**What the task asks:** Return each line of the listing below, unchanged, and omit the images.

Begin

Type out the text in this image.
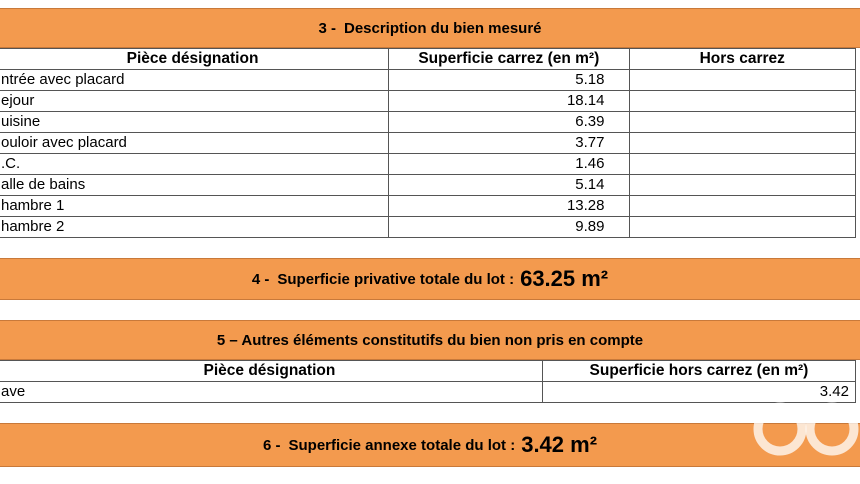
3 - Description du bien mesuré
Pièce désignation	Superficie carrez (en m²)	Hors carrez
ntrée avec placard	5.18	
ejour	18.14	
uisine	6.39	
ouloir avec placard	3.77	
.C.	1.46	
alle de bains	5.14	
hambre 1	13.28	
hambre 2	9.89	
4 - Superficie privative totale du lot : 63.25 m²
5 – Autres éléments constitutifs du bien non pris en compte
Pièce désignation	Superficie hors carrez (en m²)
ave	3.42
6 - Superficie annexe totale du lot : 3.42 m²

End

**Result of this exercise:**
Type out the text in this image.
3 - Description du bien mesuré
Pièce désignation	Superficie carrez (en m²)	Hors carrez
ntrée avec placard	5.18	
ejour	18.14	
uisine	6.39	
ouloir avec placard	3.77	
.C.	1.46	
alle de bains	5.14	
hambre 1	13.28	
hambre 2	9.89	
4 - Superficie privative totale du lot : 63.25 m²
5 – Autres éléments constitutifs du bien non pris en compte
Pièce désignation	Superficie hors carrez (en m²)
ave	3.42
6 - Superficie annexe totale du lot : 3.42 m²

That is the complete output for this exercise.